__YOUR OBJECTIVE__
Quote the records in full and leave their pictures out.

--- INPUT ---

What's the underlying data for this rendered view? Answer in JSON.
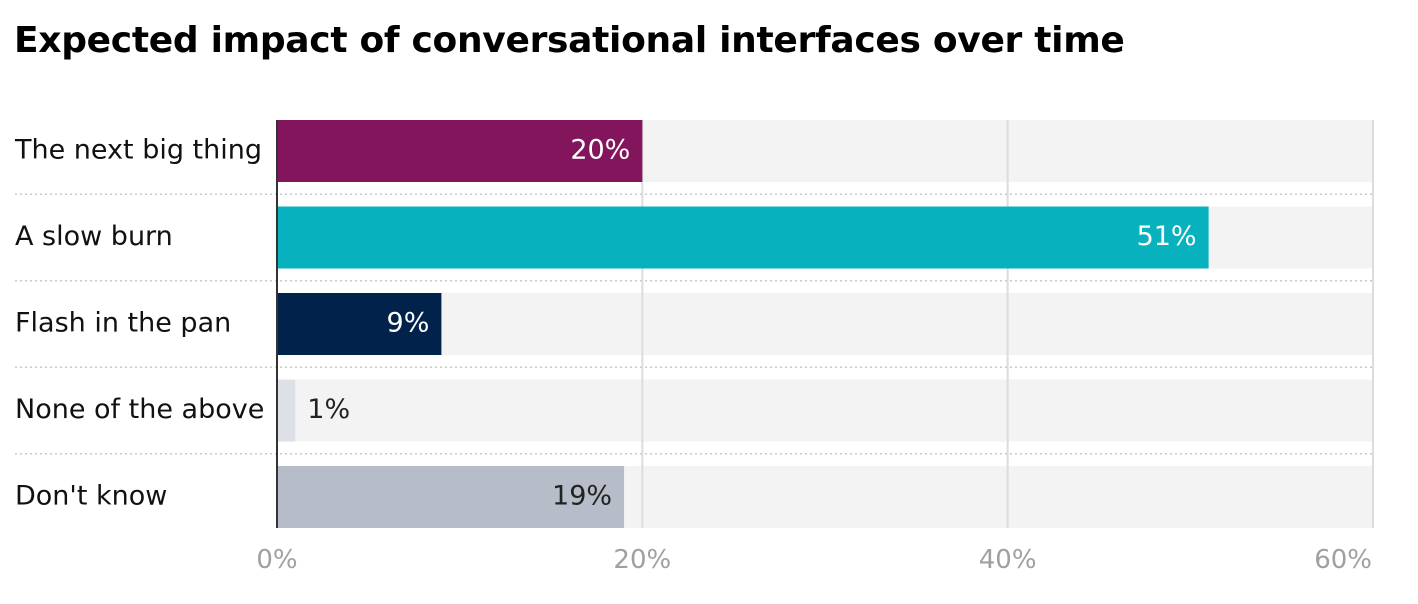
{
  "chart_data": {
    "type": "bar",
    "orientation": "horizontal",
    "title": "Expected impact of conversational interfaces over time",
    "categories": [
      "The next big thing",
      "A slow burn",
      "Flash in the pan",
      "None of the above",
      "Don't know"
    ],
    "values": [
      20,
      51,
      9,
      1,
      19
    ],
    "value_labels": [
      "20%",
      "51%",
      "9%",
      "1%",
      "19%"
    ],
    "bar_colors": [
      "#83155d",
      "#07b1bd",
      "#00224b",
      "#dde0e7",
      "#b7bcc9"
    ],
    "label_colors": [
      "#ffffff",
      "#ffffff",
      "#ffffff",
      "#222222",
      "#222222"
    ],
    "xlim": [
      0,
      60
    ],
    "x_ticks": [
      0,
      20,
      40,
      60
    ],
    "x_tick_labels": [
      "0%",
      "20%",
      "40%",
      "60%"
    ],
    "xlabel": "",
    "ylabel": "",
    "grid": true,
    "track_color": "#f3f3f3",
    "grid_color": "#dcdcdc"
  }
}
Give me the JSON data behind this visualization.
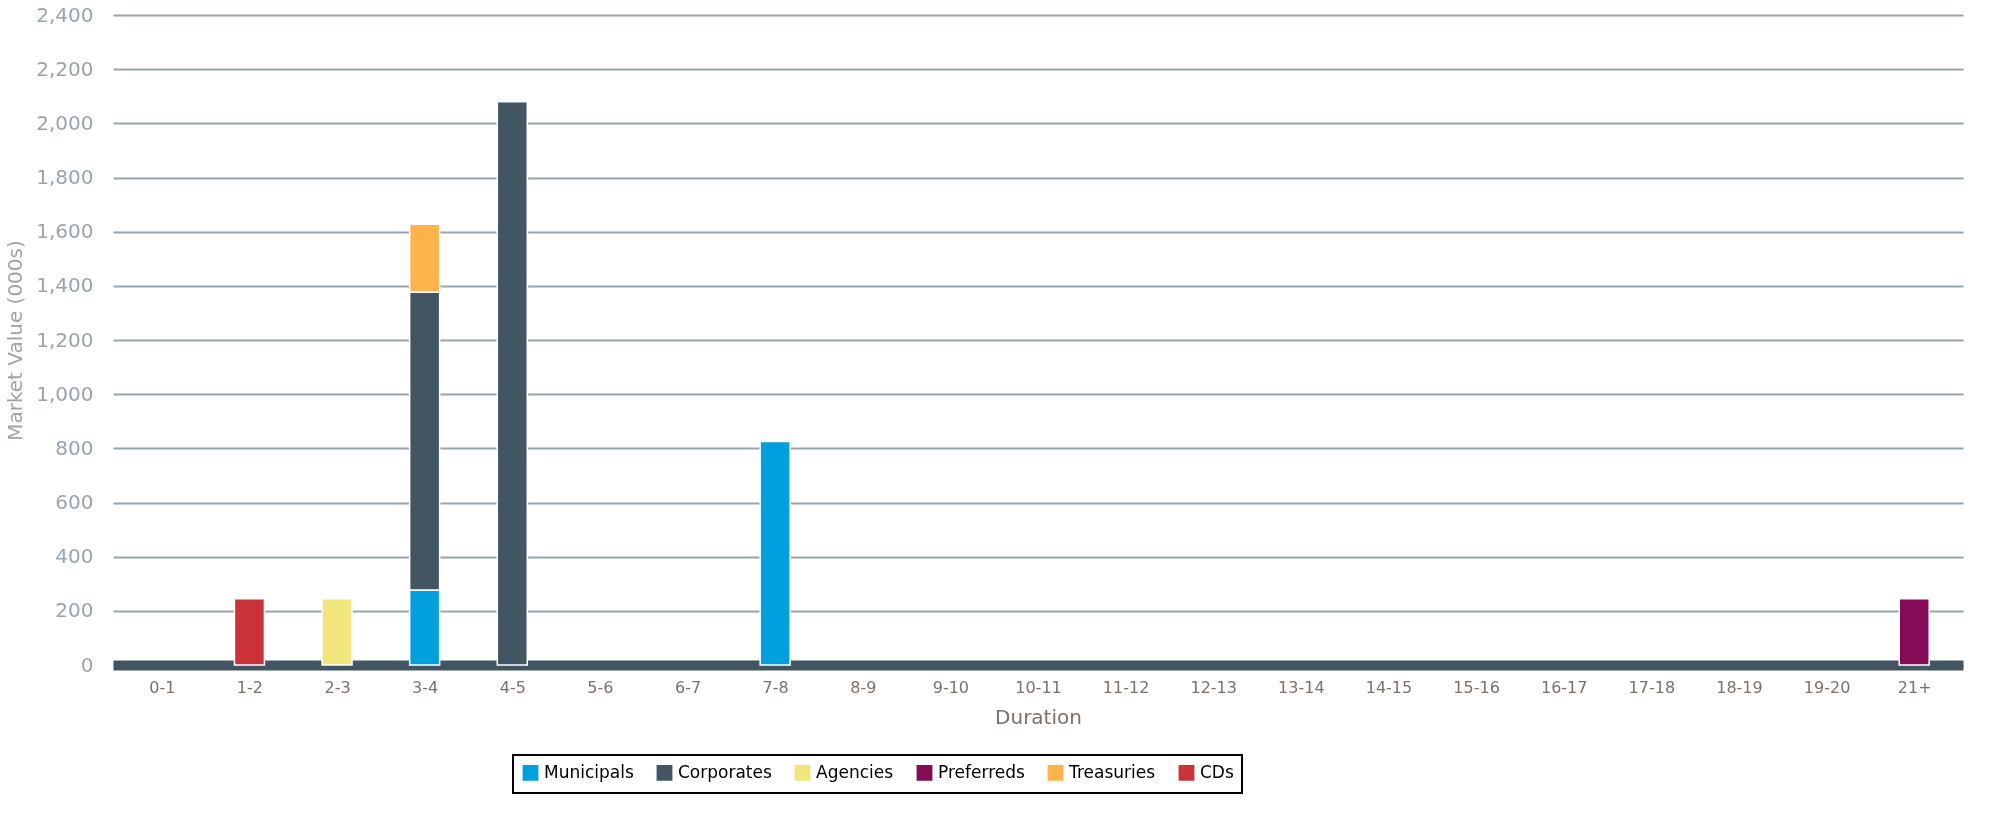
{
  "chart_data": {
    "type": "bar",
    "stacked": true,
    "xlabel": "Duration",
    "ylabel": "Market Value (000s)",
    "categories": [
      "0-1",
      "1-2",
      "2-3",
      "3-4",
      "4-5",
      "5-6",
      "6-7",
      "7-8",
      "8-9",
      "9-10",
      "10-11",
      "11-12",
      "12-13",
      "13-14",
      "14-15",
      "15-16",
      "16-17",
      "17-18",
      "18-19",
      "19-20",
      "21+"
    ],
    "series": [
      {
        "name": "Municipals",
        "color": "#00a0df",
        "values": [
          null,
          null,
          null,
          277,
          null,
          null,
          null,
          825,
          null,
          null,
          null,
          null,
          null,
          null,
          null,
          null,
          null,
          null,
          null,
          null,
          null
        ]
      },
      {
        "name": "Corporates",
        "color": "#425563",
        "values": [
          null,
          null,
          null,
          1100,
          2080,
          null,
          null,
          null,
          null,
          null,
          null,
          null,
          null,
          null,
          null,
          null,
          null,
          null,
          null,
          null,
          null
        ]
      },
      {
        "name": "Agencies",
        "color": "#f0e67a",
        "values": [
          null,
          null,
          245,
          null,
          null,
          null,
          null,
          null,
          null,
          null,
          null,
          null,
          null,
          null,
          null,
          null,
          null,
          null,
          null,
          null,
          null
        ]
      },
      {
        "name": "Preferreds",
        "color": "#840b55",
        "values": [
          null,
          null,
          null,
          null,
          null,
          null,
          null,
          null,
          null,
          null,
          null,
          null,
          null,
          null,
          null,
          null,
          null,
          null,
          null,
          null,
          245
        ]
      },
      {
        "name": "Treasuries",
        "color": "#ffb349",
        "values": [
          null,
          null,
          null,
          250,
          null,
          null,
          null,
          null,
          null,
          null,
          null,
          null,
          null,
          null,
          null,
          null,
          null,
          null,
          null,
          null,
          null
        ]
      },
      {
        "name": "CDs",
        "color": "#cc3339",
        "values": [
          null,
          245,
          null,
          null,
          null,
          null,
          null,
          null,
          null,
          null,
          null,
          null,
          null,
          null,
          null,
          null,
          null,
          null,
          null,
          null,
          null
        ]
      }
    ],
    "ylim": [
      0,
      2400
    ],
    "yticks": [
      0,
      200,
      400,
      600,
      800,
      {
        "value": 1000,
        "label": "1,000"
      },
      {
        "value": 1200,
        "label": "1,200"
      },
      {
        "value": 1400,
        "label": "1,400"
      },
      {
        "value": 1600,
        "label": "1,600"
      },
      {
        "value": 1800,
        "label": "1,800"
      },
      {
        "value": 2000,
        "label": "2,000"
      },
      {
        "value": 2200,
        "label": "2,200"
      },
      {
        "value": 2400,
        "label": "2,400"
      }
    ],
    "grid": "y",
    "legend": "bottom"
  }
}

---

__SOLVED PROBLEM__
What's the underlying data for this rendered view? Answer in JSON.
{
  "chart_data": {
    "type": "bar",
    "orientation": "horizontal",
    "title": "Expected impact of conversational interfaces over time",
    "categories": [
      "The next big thing",
      "A slow burn",
      "Flash in the pan",
      "None of the above",
      "Don't know"
    ],
    "values": [
      20,
      51,
      9,
      1,
      19
    ],
    "value_labels": [
      "20%",
      "51%",
      "9%",
      "1%",
      "19%"
    ],
    "bar_colors": [
      "#83155d",
      "#07b1bd",
      "#00224b",
      "#dde0e7",
      "#b7bcc9"
    ],
    "label_colors": [
      "#ffffff",
      "#ffffff",
      "#ffffff",
      "#222222",
      "#222222"
    ],
    "xlim": [
      0,
      60
    ],
    "x_ticks": [
      0,
      20,
      40,
      60
    ],
    "x_tick_labels": [
      "0%",
      "20%",
      "40%",
      "60%"
    ],
    "xlabel": "",
    "ylabel": "",
    "grid": true,
    "track_color": "#f3f3f3",
    "grid_color": "#dcdcdc"
  }
}
Give me the JSON data behind this visualization.
{
  "chart_data": {
    "type": "bar",
    "stacked": true,
    "xlabel": "Duration",
    "ylabel": "Market Value (000s)",
    "categories": [
      "0-1",
      "1-2",
      "2-3",
      "3-4",
      "4-5",
      "5-6",
      "6-7",
      "7-8",
      "8-9",
      "9-10",
      "10-11",
      "11-12",
      "12-13",
      "13-14",
      "14-15",
      "15-16",
      "16-17",
      "17-18",
      "18-19",
      "19-20",
      "21+"
    ],
    "series": [
      {
        "name": "Municipals",
        "color": "#00a0df",
        "values": [
          null,
          null,
          null,
          277,
          null,
          null,
          null,
          825,
          null,
          null,
          null,
          null,
          null,
          null,
          null,
          null,
          null,
          null,
          null,
          null,
          null
        ]
      },
      {
        "name": "Corporates",
        "color": "#425563",
        "values": [
          null,
          null,
          null,
          1100,
          2080,
          null,
          null,
          null,
          null,
          null,
          null,
          null,
          null,
          null,
          null,
          null,
          null,
          null,
          null,
          null,
          null
        ]
      },
      {
        "name": "Agencies",
        "color": "#f0e67a",
        "values": [
          null,
          null,
          245,
          null,
          null,
          null,
          null,
          null,
          null,
          null,
          null,
          null,
          null,
          null,
          null,
          null,
          null,
          null,
          null,
          null,
          null
        ]
      },
      {
        "name": "Preferreds",
        "color": "#840b55",
        "values": [
          null,
          null,
          null,
          null,
          null,
          null,
          null,
          null,
          null,
          null,
          null,
          null,
          null,
          null,
          null,
          null,
          null,
          null,
          null,
          null,
          245
        ]
      },
      {
        "name": "Treasuries",
        "color": "#ffb349",
        "values": [
          null,
          null,
          null,
          250,
          null,
          null,
          null,
          null,
          null,
          null,
          null,
          null,
          null,
          null,
          null,
          null,
          null,
          null,
          null,
          null,
          null
        ]
      },
      {
        "name": "CDs",
        "color": "#cc3339",
        "values": [
          null,
          245,
          null,
          null,
          null,
          null,
          null,
          null,
          null,
          null,
          null,
          null,
          null,
          null,
          null,
          null,
          null,
          null,
          null,
          null,
          null
        ]
      }
    ],
    "ylim": [
      0,
      2400
    ],
    "yticks": [
      0,
      200,
      400,
      600,
      800,
      {
        "value": 1000,
        "label": "1,000"
      },
      {
        "value": 1200,
        "label": "1,200"
      },
      {
        "value": 1400,
        "label": "1,400"
      },
      {
        "value": 1600,
        "label": "1,600"
      },
      {
        "value": 1800,
        "label": "1,800"
      },
      {
        "value": 2000,
        "label": "2,000"
      },
      {
        "value": 2200,
        "label": "2,200"
      },
      {
        "value": 2400,
        "label": "2,400"
      }
    ],
    "grid": "y",
    "legend": "bottom"
  }
}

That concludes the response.